_Exercise brief_: Give all of the lines again, with nothing added or dropped.

+--

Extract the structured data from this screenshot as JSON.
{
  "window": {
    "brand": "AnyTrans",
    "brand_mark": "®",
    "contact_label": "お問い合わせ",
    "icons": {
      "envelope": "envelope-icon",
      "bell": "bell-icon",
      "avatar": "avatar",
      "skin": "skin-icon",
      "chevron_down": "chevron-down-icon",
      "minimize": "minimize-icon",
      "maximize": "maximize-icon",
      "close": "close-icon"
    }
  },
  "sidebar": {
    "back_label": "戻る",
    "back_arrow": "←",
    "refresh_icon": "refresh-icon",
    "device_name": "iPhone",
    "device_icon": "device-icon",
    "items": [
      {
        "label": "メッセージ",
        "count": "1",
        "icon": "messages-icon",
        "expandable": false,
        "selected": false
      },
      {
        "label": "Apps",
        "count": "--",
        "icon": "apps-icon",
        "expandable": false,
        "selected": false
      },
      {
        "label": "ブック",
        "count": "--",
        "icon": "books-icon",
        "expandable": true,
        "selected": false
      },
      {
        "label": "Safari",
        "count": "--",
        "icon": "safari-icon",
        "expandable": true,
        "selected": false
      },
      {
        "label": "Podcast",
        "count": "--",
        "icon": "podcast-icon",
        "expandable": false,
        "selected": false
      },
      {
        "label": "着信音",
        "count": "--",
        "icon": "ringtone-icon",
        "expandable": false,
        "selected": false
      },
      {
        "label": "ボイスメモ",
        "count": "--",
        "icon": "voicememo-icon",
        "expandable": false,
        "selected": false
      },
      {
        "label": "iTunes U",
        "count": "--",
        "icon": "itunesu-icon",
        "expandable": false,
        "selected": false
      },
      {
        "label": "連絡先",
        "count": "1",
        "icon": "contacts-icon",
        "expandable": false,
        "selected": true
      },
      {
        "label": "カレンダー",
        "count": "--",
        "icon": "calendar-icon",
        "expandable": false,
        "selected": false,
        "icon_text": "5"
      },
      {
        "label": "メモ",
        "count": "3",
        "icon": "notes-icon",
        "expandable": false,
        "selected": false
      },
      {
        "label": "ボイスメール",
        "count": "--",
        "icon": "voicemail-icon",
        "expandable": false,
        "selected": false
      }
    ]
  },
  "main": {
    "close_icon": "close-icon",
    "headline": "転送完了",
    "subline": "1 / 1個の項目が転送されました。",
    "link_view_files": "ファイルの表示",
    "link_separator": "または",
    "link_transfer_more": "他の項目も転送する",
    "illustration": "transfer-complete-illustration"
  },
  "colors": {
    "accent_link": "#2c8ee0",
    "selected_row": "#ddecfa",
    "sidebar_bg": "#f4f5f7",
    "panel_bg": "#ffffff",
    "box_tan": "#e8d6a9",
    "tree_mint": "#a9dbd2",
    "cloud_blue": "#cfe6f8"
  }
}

+--

_Task result_:
Extract the structured data from this screenshot as JSON.
{
  "window": {
    "brand": "AnyTrans",
    "brand_mark": "®",
    "contact_label": "お問い合わせ",
    "icons": {
      "envelope": "envelope-icon",
      "bell": "bell-icon",
      "avatar": "avatar",
      "skin": "skin-icon",
      "chevron_down": "chevron-down-icon",
      "minimize": "minimize-icon",
      "maximize": "maximize-icon",
      "close": "close-icon"
    }
  },
  "sidebar": {
    "back_label": "戻る",
    "back_arrow": "←",
    "refresh_icon": "refresh-icon",
    "device_name": "iPhone",
    "device_icon": "device-icon",
    "items": [
      {
        "label": "メッセージ",
        "count": "1",
        "icon": "messages-icon",
        "expandable": false,
        "selected": false
      },
      {
        "label": "Apps",
        "count": "--",
        "icon": "apps-icon",
        "expandable": false,
        "selected": false
      },
      {
        "label": "ブック",
        "count": "--",
        "icon": "books-icon",
        "expandable": true,
        "selected": false
      },
      {
        "label": "Safari",
        "count": "--",
        "icon": "safari-icon",
        "expandable": true,
        "selected": false
      },
      {
        "label": "Podcast",
        "count": "--",
        "icon": "podcast-icon",
        "expandable": false,
        "selected": false
      },
      {
        "label": "着信音",
        "count": "--",
        "icon": "ringtone-icon",
        "expandable": false,
        "selected": false
      },
      {
        "label": "ボイスメモ",
        "count": "--",
        "icon": "voicememo-icon",
        "expandable": false,
        "selected": false
      },
      {
        "label": "iTunes U",
        "count": "--",
        "icon": "itunesu-icon",
        "expandable": false,
        "selected": false
      },
      {
        "label": "連絡先",
        "count": "1",
        "icon": "contacts-icon",
        "expandable": false,
        "selected": true
      },
      {
        "label": "カレンダー",
        "count": "--",
        "icon": "calendar-icon",
        "expandable": false,
        "selected": false,
        "icon_text": "5"
      },
      {
        "label": "メモ",
        "count": "3",
        "icon": "notes-icon",
        "expandable": false,
        "selected": false
      },
      {
        "label": "ボイスメール",
        "count": "--",
        "icon": "voicemail-icon",
        "expandable": false,
        "selected": false
      }
    ]
  },
  "main": {
    "close_icon": "close-icon",
    "headline": "転送完了",
    "subline": "1 / 1個の項目が転送されました。",
    "link_view_files": "ファイルの表示",
    "link_separator": "または",
    "link_transfer_more": "他の項目も転送する",
    "illustration": "transfer-complete-illustration"
  },
  "colors": {
    "accent_link": "#2c8ee0",
    "selected_row": "#ddecfa",
    "sidebar_bg": "#f4f5f7",
    "panel_bg": "#ffffff",
    "box_tan": "#e8d6a9",
    "tree_mint": "#a9dbd2",
    "cloud_blue": "#cfe6f8"
  }
}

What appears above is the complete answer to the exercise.